■ TASK BRIEF:
What number of lines contain the word "JSON"? Reply with the number and nothing else.

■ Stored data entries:
========================================

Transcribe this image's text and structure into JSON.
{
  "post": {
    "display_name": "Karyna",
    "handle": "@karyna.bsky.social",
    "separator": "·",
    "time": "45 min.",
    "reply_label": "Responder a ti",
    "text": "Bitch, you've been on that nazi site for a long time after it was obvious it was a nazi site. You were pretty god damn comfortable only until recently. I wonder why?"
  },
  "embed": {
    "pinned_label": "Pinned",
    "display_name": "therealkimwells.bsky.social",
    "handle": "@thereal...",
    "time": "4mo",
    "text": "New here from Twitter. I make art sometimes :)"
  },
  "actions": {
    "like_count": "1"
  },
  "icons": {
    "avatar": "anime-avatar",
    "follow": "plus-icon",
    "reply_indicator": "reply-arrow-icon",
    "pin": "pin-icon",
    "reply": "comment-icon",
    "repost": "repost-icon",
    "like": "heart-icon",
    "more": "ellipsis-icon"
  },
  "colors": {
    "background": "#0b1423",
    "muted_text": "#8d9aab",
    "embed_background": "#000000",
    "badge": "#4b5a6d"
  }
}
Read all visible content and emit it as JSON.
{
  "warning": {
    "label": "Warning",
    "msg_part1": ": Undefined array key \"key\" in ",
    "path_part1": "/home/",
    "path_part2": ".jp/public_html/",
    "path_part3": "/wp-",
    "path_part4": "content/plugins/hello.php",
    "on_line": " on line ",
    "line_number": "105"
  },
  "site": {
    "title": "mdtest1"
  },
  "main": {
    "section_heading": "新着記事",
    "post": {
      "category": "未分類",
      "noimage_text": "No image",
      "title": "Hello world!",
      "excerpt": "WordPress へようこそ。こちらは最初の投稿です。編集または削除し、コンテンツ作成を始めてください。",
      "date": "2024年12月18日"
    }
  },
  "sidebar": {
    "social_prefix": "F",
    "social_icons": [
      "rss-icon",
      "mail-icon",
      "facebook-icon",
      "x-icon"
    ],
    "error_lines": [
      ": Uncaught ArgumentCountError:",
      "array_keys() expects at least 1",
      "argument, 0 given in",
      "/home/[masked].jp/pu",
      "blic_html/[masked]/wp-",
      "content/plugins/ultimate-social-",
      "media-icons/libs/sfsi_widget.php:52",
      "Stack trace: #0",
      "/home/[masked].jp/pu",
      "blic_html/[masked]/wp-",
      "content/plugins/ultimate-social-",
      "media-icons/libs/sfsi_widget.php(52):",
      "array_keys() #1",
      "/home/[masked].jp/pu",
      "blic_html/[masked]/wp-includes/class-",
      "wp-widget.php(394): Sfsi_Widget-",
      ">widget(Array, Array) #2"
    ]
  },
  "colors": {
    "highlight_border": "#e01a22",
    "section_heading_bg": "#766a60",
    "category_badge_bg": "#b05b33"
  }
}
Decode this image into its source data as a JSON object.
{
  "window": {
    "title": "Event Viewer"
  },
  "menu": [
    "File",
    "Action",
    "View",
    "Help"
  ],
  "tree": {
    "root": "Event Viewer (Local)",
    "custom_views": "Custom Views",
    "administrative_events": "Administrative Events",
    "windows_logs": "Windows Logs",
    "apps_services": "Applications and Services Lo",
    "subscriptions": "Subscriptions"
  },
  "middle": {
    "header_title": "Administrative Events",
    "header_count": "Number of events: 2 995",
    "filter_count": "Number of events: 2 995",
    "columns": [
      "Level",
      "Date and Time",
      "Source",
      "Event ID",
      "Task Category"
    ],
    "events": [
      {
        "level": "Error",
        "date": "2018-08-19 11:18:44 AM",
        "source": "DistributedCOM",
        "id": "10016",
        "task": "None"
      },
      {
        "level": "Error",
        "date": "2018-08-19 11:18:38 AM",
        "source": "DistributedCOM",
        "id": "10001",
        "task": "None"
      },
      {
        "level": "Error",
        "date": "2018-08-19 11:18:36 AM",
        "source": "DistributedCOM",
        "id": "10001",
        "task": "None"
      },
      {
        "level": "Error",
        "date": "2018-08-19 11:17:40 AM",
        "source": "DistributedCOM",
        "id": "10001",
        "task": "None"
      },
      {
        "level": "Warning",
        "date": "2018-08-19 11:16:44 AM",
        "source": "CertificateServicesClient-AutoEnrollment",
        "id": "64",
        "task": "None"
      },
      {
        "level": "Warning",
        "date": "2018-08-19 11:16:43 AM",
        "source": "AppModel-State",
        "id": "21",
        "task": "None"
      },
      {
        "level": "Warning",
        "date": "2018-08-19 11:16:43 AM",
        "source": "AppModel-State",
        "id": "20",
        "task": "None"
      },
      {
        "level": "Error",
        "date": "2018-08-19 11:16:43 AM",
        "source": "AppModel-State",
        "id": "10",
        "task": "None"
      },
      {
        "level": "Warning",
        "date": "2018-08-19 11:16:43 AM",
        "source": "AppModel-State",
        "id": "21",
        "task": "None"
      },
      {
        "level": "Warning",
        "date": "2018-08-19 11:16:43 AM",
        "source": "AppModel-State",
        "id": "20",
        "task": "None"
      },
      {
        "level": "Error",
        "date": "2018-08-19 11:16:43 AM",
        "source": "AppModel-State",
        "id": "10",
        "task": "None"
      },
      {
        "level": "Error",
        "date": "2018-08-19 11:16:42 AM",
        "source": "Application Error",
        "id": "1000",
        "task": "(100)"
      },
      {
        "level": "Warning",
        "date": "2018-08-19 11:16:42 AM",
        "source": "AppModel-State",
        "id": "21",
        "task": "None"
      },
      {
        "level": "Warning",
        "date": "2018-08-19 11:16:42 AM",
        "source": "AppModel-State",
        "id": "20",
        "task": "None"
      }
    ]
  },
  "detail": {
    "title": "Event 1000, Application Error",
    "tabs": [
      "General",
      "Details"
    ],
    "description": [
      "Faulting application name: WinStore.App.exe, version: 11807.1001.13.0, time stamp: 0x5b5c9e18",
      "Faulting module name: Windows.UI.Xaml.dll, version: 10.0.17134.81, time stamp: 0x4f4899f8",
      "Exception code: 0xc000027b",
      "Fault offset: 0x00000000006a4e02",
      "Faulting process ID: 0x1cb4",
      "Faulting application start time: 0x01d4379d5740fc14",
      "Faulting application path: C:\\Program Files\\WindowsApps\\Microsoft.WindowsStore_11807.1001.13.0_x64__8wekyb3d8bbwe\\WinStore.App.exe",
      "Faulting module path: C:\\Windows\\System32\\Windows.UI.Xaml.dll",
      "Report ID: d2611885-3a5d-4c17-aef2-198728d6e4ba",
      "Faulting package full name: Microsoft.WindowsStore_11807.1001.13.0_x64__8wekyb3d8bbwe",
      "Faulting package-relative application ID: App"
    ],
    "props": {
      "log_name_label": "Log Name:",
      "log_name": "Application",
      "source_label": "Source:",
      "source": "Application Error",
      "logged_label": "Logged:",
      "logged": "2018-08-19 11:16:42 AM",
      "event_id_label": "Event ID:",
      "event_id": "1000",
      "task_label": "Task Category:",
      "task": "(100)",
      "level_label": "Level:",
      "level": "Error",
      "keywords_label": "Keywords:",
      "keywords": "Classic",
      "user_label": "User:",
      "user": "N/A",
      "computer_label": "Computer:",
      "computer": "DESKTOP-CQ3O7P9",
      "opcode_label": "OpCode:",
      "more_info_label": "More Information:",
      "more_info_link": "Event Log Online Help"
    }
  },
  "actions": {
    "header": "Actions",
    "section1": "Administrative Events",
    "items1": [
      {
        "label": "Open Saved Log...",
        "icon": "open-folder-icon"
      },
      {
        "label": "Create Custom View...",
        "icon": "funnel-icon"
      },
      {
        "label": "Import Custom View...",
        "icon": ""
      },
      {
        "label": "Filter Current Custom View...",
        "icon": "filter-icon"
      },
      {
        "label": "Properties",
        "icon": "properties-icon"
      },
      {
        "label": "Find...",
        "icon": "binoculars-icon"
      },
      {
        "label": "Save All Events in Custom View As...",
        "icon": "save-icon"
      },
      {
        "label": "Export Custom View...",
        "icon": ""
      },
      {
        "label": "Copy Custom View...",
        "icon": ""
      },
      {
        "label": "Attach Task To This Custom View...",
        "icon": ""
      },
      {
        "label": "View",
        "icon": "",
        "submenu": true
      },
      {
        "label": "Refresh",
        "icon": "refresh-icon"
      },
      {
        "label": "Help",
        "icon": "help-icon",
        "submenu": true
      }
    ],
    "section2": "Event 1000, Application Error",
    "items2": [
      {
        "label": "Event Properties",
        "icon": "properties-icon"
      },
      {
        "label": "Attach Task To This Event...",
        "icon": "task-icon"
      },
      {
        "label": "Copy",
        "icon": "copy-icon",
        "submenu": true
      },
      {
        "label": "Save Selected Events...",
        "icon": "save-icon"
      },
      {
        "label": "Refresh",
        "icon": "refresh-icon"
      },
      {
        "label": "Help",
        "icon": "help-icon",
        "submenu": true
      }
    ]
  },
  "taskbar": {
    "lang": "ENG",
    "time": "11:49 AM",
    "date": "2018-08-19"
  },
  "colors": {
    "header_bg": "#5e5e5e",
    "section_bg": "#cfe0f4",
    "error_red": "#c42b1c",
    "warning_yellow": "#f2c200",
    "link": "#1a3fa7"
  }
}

========================================

■ EXERCISE RESULT:
3